> RECORDS FOR THIS TASK

::::::

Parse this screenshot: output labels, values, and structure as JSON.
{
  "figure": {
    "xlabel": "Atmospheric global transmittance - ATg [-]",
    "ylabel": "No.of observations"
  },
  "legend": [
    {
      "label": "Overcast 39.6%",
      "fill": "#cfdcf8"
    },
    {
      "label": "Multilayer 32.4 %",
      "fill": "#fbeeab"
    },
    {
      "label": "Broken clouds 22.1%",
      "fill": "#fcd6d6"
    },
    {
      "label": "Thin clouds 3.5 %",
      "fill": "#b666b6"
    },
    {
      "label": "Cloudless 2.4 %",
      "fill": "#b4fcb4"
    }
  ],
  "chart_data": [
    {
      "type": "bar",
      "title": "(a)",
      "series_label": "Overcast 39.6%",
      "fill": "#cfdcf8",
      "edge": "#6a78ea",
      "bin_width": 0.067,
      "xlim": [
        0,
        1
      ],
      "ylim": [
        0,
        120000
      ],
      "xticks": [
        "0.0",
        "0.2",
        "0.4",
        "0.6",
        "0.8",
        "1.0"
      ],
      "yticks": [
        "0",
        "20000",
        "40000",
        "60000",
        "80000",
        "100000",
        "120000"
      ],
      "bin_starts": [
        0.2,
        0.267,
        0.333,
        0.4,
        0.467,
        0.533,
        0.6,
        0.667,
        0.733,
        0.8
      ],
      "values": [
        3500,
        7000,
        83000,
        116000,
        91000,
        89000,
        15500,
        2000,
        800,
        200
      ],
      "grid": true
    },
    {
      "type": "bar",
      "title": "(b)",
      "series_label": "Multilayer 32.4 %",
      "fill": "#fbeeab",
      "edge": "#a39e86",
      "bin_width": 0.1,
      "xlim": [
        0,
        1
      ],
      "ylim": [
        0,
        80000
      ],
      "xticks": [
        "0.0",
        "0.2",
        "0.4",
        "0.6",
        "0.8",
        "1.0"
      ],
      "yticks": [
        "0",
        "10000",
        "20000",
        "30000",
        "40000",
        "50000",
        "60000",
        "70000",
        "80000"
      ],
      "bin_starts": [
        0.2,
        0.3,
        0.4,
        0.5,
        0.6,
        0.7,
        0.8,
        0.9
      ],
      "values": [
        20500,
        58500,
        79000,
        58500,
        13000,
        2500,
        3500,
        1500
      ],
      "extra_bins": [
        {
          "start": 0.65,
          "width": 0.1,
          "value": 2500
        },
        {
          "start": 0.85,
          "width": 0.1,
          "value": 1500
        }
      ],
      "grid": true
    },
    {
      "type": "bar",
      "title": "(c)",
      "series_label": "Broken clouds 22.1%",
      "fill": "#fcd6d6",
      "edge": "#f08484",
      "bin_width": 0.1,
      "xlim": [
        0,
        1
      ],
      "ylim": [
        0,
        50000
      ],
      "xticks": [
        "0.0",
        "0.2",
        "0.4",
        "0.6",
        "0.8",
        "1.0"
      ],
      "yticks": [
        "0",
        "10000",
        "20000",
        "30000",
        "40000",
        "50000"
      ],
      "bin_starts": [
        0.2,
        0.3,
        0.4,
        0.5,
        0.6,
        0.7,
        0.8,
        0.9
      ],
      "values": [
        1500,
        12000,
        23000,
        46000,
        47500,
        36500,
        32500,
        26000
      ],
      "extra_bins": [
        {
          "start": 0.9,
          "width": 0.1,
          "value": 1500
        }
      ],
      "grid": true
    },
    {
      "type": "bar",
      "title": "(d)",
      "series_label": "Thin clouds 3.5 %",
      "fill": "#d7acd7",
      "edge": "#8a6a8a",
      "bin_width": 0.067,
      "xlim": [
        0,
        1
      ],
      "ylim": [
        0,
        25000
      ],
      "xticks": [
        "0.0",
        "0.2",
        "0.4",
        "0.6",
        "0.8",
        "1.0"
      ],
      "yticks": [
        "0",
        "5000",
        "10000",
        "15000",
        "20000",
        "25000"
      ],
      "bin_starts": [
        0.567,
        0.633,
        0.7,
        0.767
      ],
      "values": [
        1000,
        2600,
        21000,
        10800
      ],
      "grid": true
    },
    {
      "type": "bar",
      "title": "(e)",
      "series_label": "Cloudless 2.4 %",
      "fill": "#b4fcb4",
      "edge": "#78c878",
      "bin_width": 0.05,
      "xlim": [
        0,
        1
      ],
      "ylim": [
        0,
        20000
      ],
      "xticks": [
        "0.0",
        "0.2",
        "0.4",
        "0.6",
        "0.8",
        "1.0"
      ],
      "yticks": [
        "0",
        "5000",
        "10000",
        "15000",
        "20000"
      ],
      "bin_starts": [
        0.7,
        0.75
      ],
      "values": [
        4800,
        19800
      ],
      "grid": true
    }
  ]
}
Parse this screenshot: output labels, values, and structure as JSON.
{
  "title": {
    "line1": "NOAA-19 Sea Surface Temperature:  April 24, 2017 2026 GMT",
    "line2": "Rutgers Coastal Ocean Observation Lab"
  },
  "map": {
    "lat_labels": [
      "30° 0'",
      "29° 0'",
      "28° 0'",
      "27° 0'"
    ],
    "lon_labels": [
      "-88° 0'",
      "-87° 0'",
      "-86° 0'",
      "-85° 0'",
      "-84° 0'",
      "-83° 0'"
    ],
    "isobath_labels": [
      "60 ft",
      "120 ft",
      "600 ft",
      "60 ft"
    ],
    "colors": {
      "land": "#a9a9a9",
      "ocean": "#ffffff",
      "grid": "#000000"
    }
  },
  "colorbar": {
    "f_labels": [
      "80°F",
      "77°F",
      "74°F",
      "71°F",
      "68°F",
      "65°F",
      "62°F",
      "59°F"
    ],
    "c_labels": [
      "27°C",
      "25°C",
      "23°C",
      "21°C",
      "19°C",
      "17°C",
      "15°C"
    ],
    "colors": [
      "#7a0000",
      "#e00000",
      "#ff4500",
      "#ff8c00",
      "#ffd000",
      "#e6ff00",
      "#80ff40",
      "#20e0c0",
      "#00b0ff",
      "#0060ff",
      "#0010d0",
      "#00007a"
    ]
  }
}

::::::

> GOAL OF THE EXERCISE
Transcribe each record exactly. Leave nothing out.

> TASK ANSWER
Parse this screenshot: output labels, values, and structure as JSON.
{
  "figure": {
    "xlabel": "Atmospheric global transmittance - ATg [-]",
    "ylabel": "No.of observations"
  },
  "legend": [
    {
      "label": "Overcast 39.6%",
      "fill": "#cfdcf8"
    },
    {
      "label": "Multilayer 32.4 %",
      "fill": "#fbeeab"
    },
    {
      "label": "Broken clouds 22.1%",
      "fill": "#fcd6d6"
    },
    {
      "label": "Thin clouds 3.5 %",
      "fill": "#b666b6"
    },
    {
      "label": "Cloudless 2.4 %",
      "fill": "#b4fcb4"
    }
  ],
  "chart_data": [
    {
      "type": "bar",
      "title": "(a)",
      "series_label": "Overcast 39.6%",
      "fill": "#cfdcf8",
      "edge": "#6a78ea",
      "bin_width": 0.067,
      "xlim": [
        0,
        1
      ],
      "ylim": [
        0,
        120000
      ],
      "xticks": [
        "0.0",
        "0.2",
        "0.4",
        "0.6",
        "0.8",
        "1.0"
      ],
      "yticks": [
        "0",
        "20000",
        "40000",
        "60000",
        "80000",
        "100000",
        "120000"
      ],
      "bin_starts": [
        0.2,
        0.267,
        0.333,
        0.4,
        0.467,
        0.533,
        0.6,
        0.667,
        0.733,
        0.8
      ],
      "values": [
        3500,
        7000,
        83000,
        116000,
        91000,
        89000,
        15500,
        2000,
        800,
        200
      ],
      "grid": true
    },
    {
      "type": "bar",
      "title": "(b)",
      "series_label": "Multilayer 32.4 %",
      "fill": "#fbeeab",
      "edge": "#a39e86",
      "bin_width": 0.1,
      "xlim": [
        0,
        1
      ],
      "ylim": [
        0,
        80000
      ],
      "xticks": [
        "0.0",
        "0.2",
        "0.4",
        "0.6",
        "0.8",
        "1.0"
      ],
      "yticks": [
        "0",
        "10000",
        "20000",
        "30000",
        "40000",
        "50000",
        "60000",
        "70000",
        "80000"
      ],
      "bin_starts": [
        0.2,
        0.3,
        0.4,
        0.5,
        0.6,
        0.7,
        0.8,
        0.9
      ],
      "values": [
        20500,
        58500,
        79000,
        58500,
        13000,
        2500,
        3500,
        1500
      ],
      "extra_bins": [
        {
          "start": 0.65,
          "width": 0.1,
          "value": 2500
        },
        {
          "start": 0.85,
          "width": 0.1,
          "value": 1500
        }
      ],
      "grid": true
    },
    {
      "type": "bar",
      "title": "(c)",
      "series_label": "Broken clouds 22.1%",
      "fill": "#fcd6d6",
      "edge": "#f08484",
      "bin_width": 0.1,
      "xlim": [
        0,
        1
      ],
      "ylim": [
        0,
        50000
      ],
      "xticks": [
        "0.0",
        "0.2",
        "0.4",
        "0.6",
        "0.8",
        "1.0"
      ],
      "yticks": [
        "0",
        "10000",
        "20000",
        "30000",
        "40000",
        "50000"
      ],
      "bin_starts": [
        0.2,
        0.3,
        0.4,
        0.5,
        0.6,
        0.7,
        0.8,
        0.9
      ],
      "values": [
        1500,
        12000,
        23000,
        46000,
        47500,
        36500,
        32500,
        26000
      ],
      "extra_bins": [
        {
          "start": 0.9,
          "width": 0.1,
          "value": 1500
        }
      ],
      "grid": true
    },
    {
      "type": "bar",
      "title": "(d)",
      "series_label": "Thin clouds 3.5 %",
      "fill": "#d7acd7",
      "edge": "#8a6a8a",
      "bin_width": 0.067,
      "xlim": [
        0,
        1
      ],
      "ylim": [
        0,
        25000
      ],
      "xticks": [
        "0.0",
        "0.2",
        "0.4",
        "0.6",
        "0.8",
        "1.0"
      ],
      "yticks": [
        "0",
        "5000",
        "10000",
        "15000",
        "20000",
        "25000"
      ],
      "bin_starts": [
        0.567,
        0.633,
        0.7,
        0.767
      ],
      "values": [
        1000,
        2600,
        21000,
        10800
      ],
      "grid": true
    },
    {
      "type": "bar",
      "title": "(e)",
      "series_label": "Cloudless 2.4 %",
      "fill": "#b4fcb4",
      "edge": "#78c878",
      "bin_width": 0.05,
      "xlim": [
        0,
        1
      ],
      "ylim": [
        0,
        20000
      ],
      "xticks": [
        "0.0",
        "0.2",
        "0.4",
        "0.6",
        "0.8",
        "1.0"
      ],
      "yticks": [
        "0",
        "5000",
        "10000",
        "15000",
        "20000"
      ],
      "bin_starts": [
        0.7,
        0.75
      ],
      "values": [
        4800,
        19800
      ],
      "grid": true
    }
  ]
}
Parse this screenshot: output labels, values, and structure as JSON.
{
  "title": {
    "line1": "NOAA-19 Sea Surface Temperature:  April 24, 2017 2026 GMT",
    "line2": "Rutgers Coastal Ocean Observation Lab"
  },
  "map": {
    "lat_labels": [
      "30° 0'",
      "29° 0'",
      "28° 0'",
      "27° 0'"
    ],
    "lon_labels": [
      "-88° 0'",
      "-87° 0'",
      "-86° 0'",
      "-85° 0'",
      "-84° 0'",
      "-83° 0'"
    ],
    "isobath_labels": [
      "60 ft",
      "120 ft",
      "600 ft",
      "60 ft"
    ],
    "colors": {
      "land": "#a9a9a9",
      "ocean": "#ffffff",
      "grid": "#000000"
    }
  },
  "colorbar": {
    "f_labels": [
      "80°F",
      "77°F",
      "74°F",
      "71°F",
      "68°F",
      "65°F",
      "62°F",
      "59°F"
    ],
    "c_labels": [
      "27°C",
      "25°C",
      "23°C",
      "21°C",
      "19°C",
      "17°C",
      "15°C"
    ],
    "colors": [
      "#7a0000",
      "#e00000",
      "#ff4500",
      "#ff8c00",
      "#ffd000",
      "#e6ff00",
      "#80ff40",
      "#20e0c0",
      "#00b0ff",
      "#0060ff",
      "#0010d0",
      "#00007a"
    ]
  }
}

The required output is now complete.